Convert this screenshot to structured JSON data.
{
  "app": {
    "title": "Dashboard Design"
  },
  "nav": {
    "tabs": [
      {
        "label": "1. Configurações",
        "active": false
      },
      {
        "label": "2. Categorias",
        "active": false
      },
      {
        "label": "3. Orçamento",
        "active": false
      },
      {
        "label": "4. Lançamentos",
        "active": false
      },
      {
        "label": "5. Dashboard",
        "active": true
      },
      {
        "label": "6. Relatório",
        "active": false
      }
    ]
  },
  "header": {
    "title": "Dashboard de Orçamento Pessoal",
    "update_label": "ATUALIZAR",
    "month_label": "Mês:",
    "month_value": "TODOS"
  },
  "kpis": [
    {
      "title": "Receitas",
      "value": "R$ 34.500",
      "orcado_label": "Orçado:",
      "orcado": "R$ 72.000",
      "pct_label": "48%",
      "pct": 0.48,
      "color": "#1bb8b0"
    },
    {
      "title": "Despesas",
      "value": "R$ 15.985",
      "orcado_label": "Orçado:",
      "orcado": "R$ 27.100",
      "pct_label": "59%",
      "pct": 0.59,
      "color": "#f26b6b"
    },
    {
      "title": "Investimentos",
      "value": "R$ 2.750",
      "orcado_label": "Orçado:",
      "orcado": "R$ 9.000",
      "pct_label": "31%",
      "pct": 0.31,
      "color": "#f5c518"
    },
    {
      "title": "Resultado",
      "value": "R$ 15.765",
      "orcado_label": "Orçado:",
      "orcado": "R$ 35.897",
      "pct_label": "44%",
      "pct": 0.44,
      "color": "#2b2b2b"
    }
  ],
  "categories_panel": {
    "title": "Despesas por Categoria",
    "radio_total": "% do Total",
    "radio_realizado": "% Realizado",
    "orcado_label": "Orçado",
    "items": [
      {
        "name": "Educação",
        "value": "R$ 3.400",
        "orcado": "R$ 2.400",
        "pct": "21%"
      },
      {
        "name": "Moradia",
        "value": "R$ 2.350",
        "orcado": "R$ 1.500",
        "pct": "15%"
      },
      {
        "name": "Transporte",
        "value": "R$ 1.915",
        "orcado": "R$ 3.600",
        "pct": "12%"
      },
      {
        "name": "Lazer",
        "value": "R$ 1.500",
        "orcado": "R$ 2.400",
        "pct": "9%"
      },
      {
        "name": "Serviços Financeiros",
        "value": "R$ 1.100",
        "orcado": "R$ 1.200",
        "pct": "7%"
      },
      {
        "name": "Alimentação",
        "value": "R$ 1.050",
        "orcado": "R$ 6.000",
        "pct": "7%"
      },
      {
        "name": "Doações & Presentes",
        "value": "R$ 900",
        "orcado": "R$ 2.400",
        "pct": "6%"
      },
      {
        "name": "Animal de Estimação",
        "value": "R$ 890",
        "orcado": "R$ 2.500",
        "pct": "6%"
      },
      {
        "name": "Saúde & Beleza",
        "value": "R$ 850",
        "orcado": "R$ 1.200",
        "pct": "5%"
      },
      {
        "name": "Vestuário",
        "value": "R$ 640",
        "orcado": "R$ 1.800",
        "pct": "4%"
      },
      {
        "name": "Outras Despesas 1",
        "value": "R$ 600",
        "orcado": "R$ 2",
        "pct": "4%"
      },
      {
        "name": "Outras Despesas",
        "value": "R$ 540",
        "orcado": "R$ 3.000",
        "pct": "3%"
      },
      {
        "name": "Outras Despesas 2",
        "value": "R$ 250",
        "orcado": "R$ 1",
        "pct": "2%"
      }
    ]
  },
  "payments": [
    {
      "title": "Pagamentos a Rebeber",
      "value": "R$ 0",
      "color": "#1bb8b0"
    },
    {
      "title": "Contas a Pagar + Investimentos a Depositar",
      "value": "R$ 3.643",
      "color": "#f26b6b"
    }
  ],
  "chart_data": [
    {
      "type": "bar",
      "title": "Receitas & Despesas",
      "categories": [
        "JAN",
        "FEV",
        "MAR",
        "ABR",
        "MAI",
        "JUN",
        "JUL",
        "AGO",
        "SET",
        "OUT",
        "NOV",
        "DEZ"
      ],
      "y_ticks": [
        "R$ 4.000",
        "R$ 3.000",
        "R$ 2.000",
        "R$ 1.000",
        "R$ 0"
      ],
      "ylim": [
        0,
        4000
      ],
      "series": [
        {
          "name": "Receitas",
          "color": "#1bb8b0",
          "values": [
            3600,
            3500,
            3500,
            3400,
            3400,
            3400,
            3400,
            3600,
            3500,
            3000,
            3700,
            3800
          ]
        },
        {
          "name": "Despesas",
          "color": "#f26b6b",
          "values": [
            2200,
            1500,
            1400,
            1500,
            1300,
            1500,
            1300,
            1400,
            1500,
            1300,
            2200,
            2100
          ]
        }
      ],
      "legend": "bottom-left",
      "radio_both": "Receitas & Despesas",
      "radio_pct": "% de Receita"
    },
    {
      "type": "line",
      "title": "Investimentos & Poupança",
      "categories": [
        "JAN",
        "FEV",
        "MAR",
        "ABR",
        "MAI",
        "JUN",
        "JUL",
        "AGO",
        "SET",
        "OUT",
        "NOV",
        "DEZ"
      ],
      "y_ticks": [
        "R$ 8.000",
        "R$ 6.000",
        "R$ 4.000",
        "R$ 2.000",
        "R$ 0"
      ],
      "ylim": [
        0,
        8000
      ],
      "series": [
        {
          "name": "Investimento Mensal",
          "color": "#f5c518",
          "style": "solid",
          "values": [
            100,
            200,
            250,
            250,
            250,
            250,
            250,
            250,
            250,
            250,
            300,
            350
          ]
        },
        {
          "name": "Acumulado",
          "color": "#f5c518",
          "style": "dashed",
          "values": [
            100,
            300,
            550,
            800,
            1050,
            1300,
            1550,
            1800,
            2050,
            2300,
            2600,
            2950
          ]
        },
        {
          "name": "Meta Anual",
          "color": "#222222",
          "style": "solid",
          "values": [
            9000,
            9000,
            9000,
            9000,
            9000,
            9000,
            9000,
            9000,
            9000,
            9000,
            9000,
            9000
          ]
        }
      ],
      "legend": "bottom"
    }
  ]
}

┄┄┄┄┄┄┄┄┄┄┄┄┄┄┄┄┄┄┄┄

* [Task prompt] Pick out each line containing "Investimentos" and report it.

* [Answer in full]
      "title": "Investimentos",
      "title": "Contas a Pagar + Investimentos a Depositar",
      "title": "Investimentos & Poupança",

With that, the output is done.